====== ENTRIES SHOWN

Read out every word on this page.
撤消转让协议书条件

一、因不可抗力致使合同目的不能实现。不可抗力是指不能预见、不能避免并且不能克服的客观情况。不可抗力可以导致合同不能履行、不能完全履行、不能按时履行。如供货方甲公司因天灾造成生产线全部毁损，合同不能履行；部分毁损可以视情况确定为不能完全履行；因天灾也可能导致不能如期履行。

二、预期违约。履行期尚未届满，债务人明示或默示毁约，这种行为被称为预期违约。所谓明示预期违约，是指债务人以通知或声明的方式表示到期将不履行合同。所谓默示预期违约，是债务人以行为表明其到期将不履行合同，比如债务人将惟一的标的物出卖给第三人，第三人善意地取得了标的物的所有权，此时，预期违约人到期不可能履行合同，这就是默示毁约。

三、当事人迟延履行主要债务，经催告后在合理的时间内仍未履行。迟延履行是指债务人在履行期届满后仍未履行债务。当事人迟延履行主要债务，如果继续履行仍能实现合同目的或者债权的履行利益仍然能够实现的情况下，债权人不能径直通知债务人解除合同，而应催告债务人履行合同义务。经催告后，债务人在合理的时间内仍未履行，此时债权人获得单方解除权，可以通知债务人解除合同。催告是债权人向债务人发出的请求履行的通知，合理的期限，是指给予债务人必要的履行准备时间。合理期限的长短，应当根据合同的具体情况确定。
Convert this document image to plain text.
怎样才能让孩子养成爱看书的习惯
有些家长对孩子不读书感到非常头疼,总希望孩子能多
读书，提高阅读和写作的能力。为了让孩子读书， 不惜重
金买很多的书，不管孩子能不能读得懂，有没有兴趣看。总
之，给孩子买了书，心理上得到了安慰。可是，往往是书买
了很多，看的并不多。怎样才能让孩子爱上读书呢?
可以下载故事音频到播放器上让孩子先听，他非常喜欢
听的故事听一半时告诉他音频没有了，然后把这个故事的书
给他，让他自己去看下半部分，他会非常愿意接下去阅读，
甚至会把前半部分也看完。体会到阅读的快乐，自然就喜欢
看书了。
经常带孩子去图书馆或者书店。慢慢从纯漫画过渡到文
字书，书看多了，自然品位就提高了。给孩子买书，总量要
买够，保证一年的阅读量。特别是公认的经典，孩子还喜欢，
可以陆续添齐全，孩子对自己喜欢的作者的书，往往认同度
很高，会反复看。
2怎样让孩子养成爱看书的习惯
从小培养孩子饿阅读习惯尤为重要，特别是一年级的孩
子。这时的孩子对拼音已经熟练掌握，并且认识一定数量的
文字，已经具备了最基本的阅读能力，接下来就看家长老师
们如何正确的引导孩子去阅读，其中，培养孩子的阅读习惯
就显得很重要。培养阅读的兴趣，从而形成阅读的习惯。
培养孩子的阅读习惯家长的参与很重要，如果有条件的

============

EXERCISE REQUIREMENTS » Each line above must be printed exactly as it appears.

ANSWER TO THE PROBLEM »
Read out every word on this page.
撤消转让协议书条件

一、因不可抗力致使合同目的不能实现。不可抗力是指不能预见、不能避免并且不能克服的客观情况。不可抗力可以导致合同不能履行、不能完全履行、不能按时履行。如供货方甲公司因天灾造成生产线全部毁损，合同不能履行；部分毁损可以视情况确定为不能完全履行；因天灾也可能导致不能如期履行。

二、预期违约。履行期尚未届满，债务人明示或默示毁约，这种行为被称为预期违约。所谓明示预期违约，是指债务人以通知或声明的方式表示到期将不履行合同。所谓默示预期违约，是债务人以行为表明其到期将不履行合同，比如债务人将惟一的标的物出卖给第三人，第三人善意地取得了标的物的所有权，此时，预期违约人到期不可能履行合同，这就是默示毁约。

三、当事人迟延履行主要债务，经催告后在合理的时间内仍未履行。迟延履行是指债务人在履行期届满后仍未履行债务。当事人迟延履行主要债务，如果继续履行仍能实现合同目的或者债权的履行利益仍然能够实现的情况下，债权人不能径直通知债务人解除合同，而应催告债务人履行合同义务。经催告后，债务人在合理的时间内仍未履行，此时债权人获得单方解除权，可以通知债务人解除合同。催告是债权人向债务人发出的请求履行的通知，合理的期限，是指给予债务人必要的履行准备时间。合理期限的长短，应当根据合同的具体情况确定。
Convert this document image to plain text.
怎样才能让孩子养成爱看书的习惯
有些家长对孩子不读书感到非常头疼,总希望孩子能多
读书，提高阅读和写作的能力。为了让孩子读书， 不惜重
金买很多的书，不管孩子能不能读得懂，有没有兴趣看。总
之，给孩子买了书，心理上得到了安慰。可是，往往是书买
了很多，看的并不多。怎样才能让孩子爱上读书呢?
可以下载故事音频到播放器上让孩子先听，他非常喜欢
听的故事听一半时告诉他音频没有了，然后把这个故事的书
给他，让他自己去看下半部分，他会非常愿意接下去阅读，
甚至会把前半部分也看完。体会到阅读的快乐，自然就喜欢
看书了。
经常带孩子去图书馆或者书店。慢慢从纯漫画过渡到文
字书，书看多了，自然品位就提高了。给孩子买书，总量要
买够，保证一年的阅读量。特别是公认的经典，孩子还喜欢，
可以陆续添齐全，孩子对自己喜欢的作者的书，往往认同度
很高，会反复看。
2怎样让孩子养成爱看书的习惯
从小培养孩子饿阅读习惯尤为重要，特别是一年级的孩
子。这时的孩子对拼音已经熟练掌握，并且认识一定数量的
文字，已经具备了最基本的阅读能力，接下来就看家长老师
们如何正确的引导孩子去阅读，其中，培养孩子的阅读习惯
就显得很重要。培养阅读的兴趣，从而形成阅读的习惯。
培养孩子的阅读习惯家长的参与很重要，如果有条件的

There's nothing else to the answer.